PROBLEM — Repeat the material verbatim and drop the pictures.

═══ EXTRACTED ENTRIES

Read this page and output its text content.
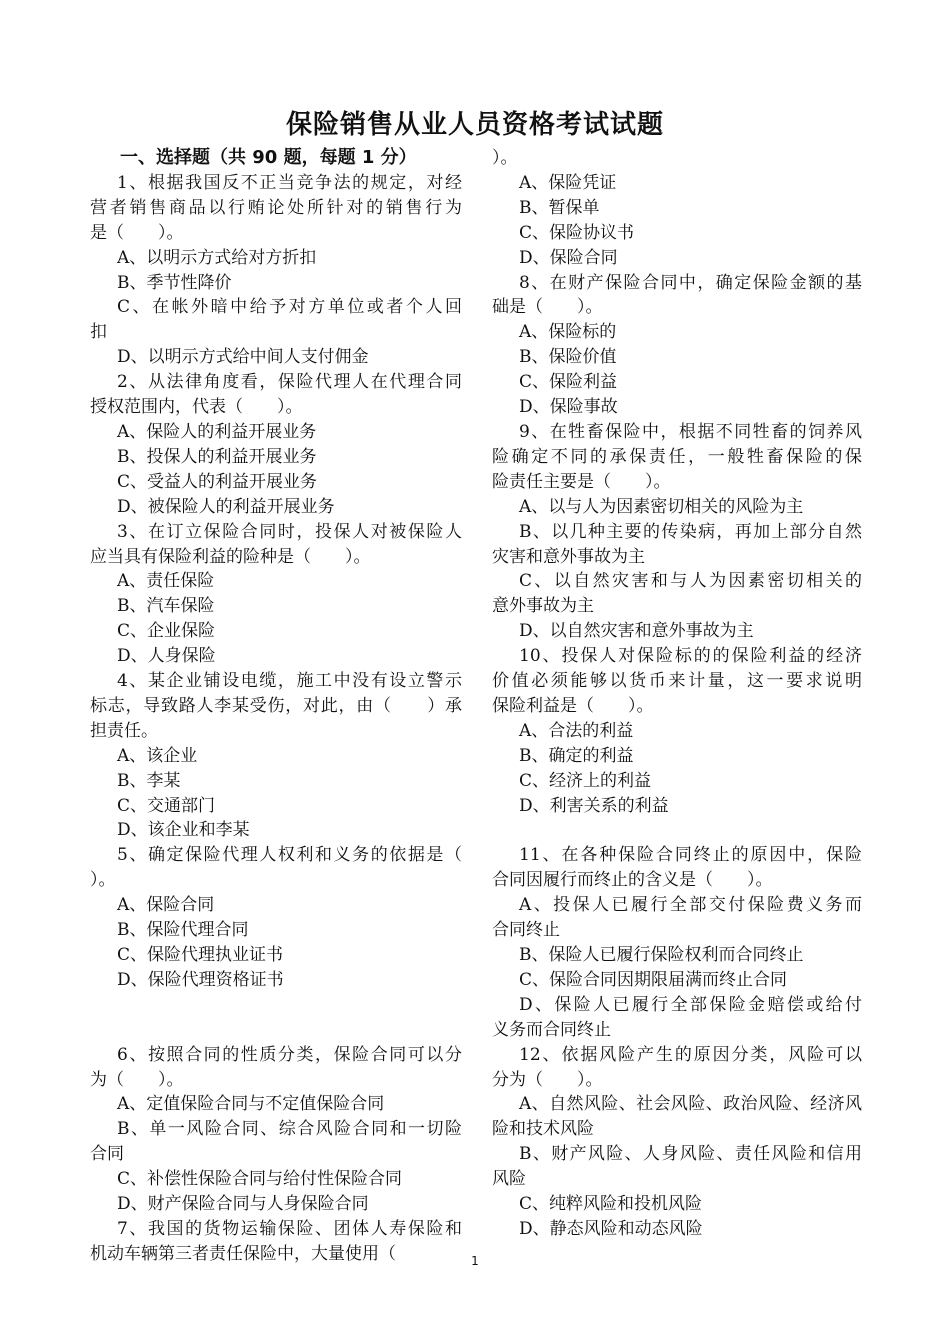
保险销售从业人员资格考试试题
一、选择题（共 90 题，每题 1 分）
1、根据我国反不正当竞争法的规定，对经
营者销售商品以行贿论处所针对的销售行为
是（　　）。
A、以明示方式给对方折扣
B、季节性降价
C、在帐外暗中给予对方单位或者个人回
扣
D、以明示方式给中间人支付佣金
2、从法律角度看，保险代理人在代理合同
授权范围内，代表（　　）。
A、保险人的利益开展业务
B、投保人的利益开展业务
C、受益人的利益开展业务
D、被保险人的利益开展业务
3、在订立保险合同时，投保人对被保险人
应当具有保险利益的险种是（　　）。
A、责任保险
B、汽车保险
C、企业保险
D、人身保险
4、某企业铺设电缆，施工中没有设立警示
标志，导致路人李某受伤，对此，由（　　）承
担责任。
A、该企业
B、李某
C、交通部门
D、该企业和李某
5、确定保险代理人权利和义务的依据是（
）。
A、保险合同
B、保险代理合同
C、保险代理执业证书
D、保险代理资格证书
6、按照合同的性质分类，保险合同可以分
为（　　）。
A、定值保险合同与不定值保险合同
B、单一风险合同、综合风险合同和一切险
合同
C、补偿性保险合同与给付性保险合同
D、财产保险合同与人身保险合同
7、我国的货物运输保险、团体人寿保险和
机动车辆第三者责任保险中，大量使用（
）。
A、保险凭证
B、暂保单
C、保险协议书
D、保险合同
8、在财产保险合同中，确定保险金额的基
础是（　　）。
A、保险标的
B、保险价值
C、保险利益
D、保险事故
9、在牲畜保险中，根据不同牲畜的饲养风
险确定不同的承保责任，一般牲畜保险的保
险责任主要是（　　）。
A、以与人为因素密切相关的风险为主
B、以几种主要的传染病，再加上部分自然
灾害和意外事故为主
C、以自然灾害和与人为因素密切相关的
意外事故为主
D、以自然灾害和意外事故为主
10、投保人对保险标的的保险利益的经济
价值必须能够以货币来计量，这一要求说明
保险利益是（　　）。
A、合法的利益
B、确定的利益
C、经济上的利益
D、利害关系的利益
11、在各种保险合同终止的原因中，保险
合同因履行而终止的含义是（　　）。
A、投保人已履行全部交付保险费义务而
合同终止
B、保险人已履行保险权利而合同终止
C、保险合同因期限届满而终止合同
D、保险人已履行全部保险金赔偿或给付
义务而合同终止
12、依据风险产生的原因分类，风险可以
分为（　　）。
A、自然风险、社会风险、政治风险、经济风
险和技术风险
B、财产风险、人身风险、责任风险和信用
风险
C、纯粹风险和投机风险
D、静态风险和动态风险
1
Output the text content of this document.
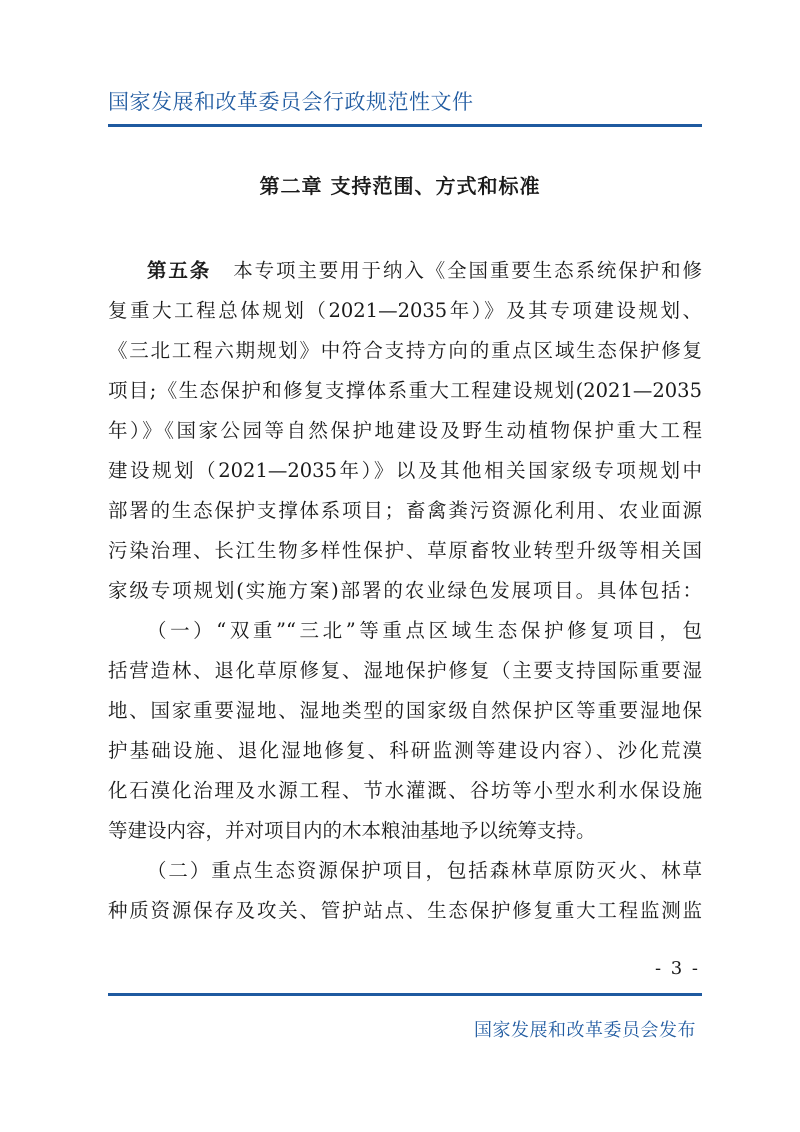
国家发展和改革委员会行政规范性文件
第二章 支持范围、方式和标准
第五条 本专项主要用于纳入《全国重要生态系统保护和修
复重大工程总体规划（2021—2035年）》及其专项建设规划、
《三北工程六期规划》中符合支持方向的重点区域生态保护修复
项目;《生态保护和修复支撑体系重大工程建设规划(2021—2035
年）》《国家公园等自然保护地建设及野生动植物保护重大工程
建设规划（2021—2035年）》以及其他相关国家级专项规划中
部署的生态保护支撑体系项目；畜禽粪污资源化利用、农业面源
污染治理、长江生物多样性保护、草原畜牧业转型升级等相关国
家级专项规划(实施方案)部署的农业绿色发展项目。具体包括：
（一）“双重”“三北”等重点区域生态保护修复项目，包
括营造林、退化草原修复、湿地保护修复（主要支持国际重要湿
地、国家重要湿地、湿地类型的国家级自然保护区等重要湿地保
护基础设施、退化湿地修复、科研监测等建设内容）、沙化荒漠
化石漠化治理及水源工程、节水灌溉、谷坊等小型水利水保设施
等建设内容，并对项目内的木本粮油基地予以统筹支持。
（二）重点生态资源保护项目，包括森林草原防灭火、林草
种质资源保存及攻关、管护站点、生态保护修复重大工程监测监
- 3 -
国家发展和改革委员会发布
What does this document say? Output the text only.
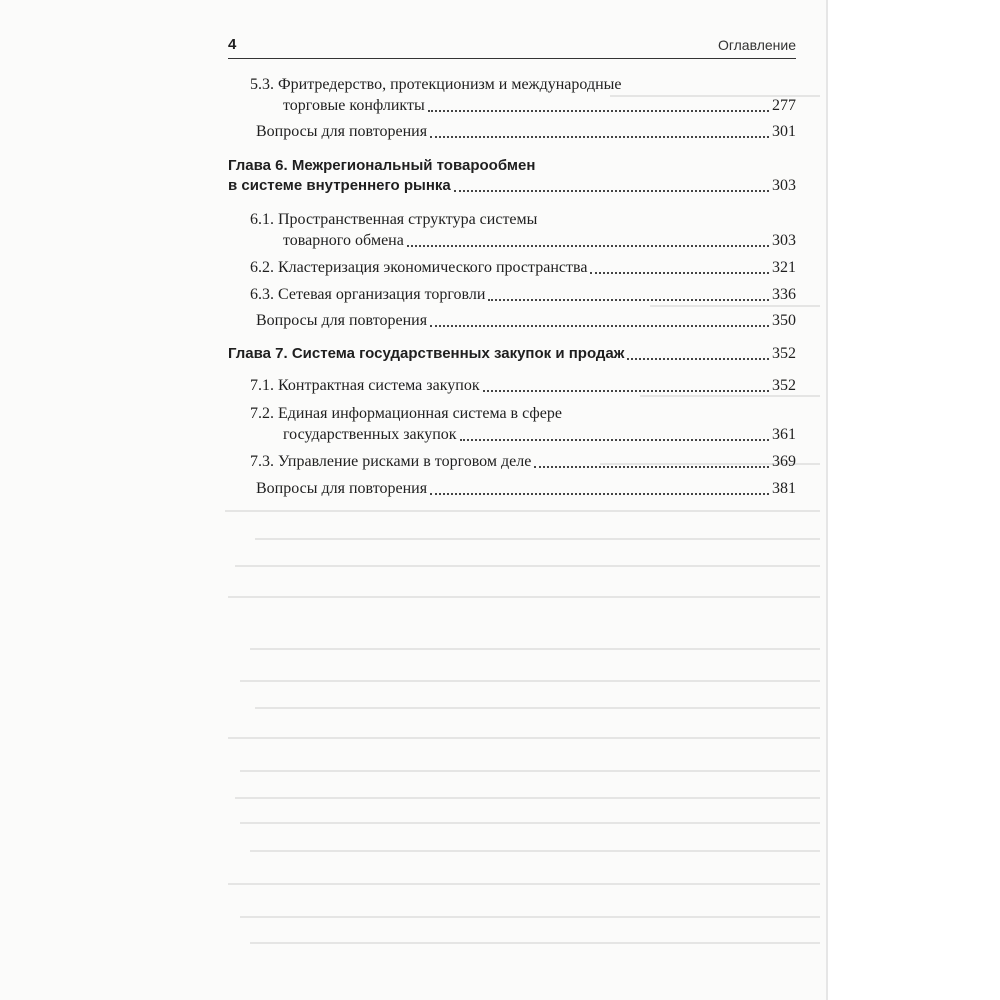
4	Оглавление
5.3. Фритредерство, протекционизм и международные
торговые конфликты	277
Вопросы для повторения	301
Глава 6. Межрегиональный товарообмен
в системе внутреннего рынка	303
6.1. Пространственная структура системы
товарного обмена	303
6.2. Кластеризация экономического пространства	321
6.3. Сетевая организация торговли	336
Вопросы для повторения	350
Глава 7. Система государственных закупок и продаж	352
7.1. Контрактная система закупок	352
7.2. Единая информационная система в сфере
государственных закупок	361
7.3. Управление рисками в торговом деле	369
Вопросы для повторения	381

══════

THE SOLUTION —
Read this page and output its text content.
保险销售从业人员资格考试试题
一、选择题（共 90 题，每题 1 分）
1、根据我国反不正当竞争法的规定，对经
营者销售商品以行贿论处所针对的销售行为
是（　　）。
A、以明示方式给对方折扣
B、季节性降价
C、在帐外暗中给予对方单位或者个人回
扣
D、以明示方式给中间人支付佣金
2、从法律角度看，保险代理人在代理合同
授权范围内，代表（　　）。
A、保险人的利益开展业务
B、投保人的利益开展业务
C、受益人的利益开展业务
D、被保险人的利益开展业务
3、在订立保险合同时，投保人对被保险人
应当具有保险利益的险种是（　　）。
A、责任保险
B、汽车保险
C、企业保险
D、人身保险
4、某企业铺设电缆，施工中没有设立警示
标志，导致路人李某受伤，对此，由（　　）承
担责任。
A、该企业
B、李某
C、交通部门
D、该企业和李某
5、确定保险代理人权利和义务的依据是（
）。
A、保险合同
B、保险代理合同
C、保险代理执业证书
D、保险代理资格证书
6、按照合同的性质分类，保险合同可以分
为（　　）。
A、定值保险合同与不定值保险合同
B、单一风险合同、综合风险合同和一切险
合同
C、补偿性保险合同与给付性保险合同
D、财产保险合同与人身保险合同
7、我国的货物运输保险、团体人寿保险和
机动车辆第三者责任保险中，大量使用（
）。
A、保险凭证
B、暂保单
C、保险协议书
D、保险合同
8、在财产保险合同中，确定保险金额的基
础是（　　）。
A、保险标的
B、保险价值
C、保险利益
D、保险事故
9、在牲畜保险中，根据不同牲畜的饲养风
险确定不同的承保责任，一般牲畜保险的保
险责任主要是（　　）。
A、以与人为因素密切相关的风险为主
B、以几种主要的传染病，再加上部分自然
灾害和意外事故为主
C、以自然灾害和与人为因素密切相关的
意外事故为主
D、以自然灾害和意外事故为主
10、投保人对保险标的的保险利益的经济
价值必须能够以货币来计量，这一要求说明
保险利益是（　　）。
A、合法的利益
B、确定的利益
C、经济上的利益
D、利害关系的利益
11、在各种保险合同终止的原因中，保险
合同因履行而终止的含义是（　　）。
A、投保人已履行全部交付保险费义务而
合同终止
B、保险人已履行保险权利而合同终止
C、保险合同因期限届满而终止合同
D、保险人已履行全部保险金赔偿或给付
义务而合同终止
12、依据风险产生的原因分类，风险可以
分为（　　）。
A、自然风险、社会风险、政治风险、经济风
险和技术风险
B、财产风险、人身风险、责任风险和信用
风险
C、纯粹风险和投机风险
D、静态风险和动态风险
1
Output the text content of this document.
国家发展和改革委员会行政规范性文件
第二章 支持范围、方式和标准
第五条 本专项主要用于纳入《全国重要生态系统保护和修
复重大工程总体规划（2021—2035年）》及其专项建设规划、
《三北工程六期规划》中符合支持方向的重点区域生态保护修复
项目;《生态保护和修复支撑体系重大工程建设规划(2021—2035
年）》《国家公园等自然保护地建设及野生动植物保护重大工程
建设规划（2021—2035年）》以及其他相关国家级专项规划中
部署的生态保护支撑体系项目；畜禽粪污资源化利用、农业面源
污染治理、长江生物多样性保护、草原畜牧业转型升级等相关国
家级专项规划(实施方案)部署的农业绿色发展项目。具体包括：
（一）“双重”“三北”等重点区域生态保护修复项目，包
括营造林、退化草原修复、湿地保护修复（主要支持国际重要湿
地、国家重要湿地、湿地类型的国家级自然保护区等重要湿地保
护基础设施、退化湿地修复、科研监测等建设内容）、沙化荒漠
化石漠化治理及水源工程、节水灌溉、谷坊等小型水利水保设施
等建设内容，并对项目内的木本粮油基地予以统筹支持。
（二）重点生态资源保护项目，包括森林草原防灭火、林草
种质资源保存及攻关、管护站点、生态保护修复重大工程监测监
- 3 -
国家发展和改革委员会发布
What does this document say? Output the text only.
4	Оглавление
5.3. Фритредерство, протекционизм и международные
торговые конфликты	277
Вопросы для повторения	301
Глава 6. Межрегиональный товарообмен
в системе внутреннего рынка	303
6.1. Пространственная структура системы
товарного обмена	303
6.2. Кластеризация экономического пространства	321
6.3. Сетевая организация торговли	336
Вопросы для повторения	350
Глава 7. Система государственных закупок и продаж	352
7.1. Контрактная система закупок	352
7.2. Единая информационная система в сфере
государственных закупок	361
7.3. Управление рисками в торговом деле	369
Вопросы для повторения	381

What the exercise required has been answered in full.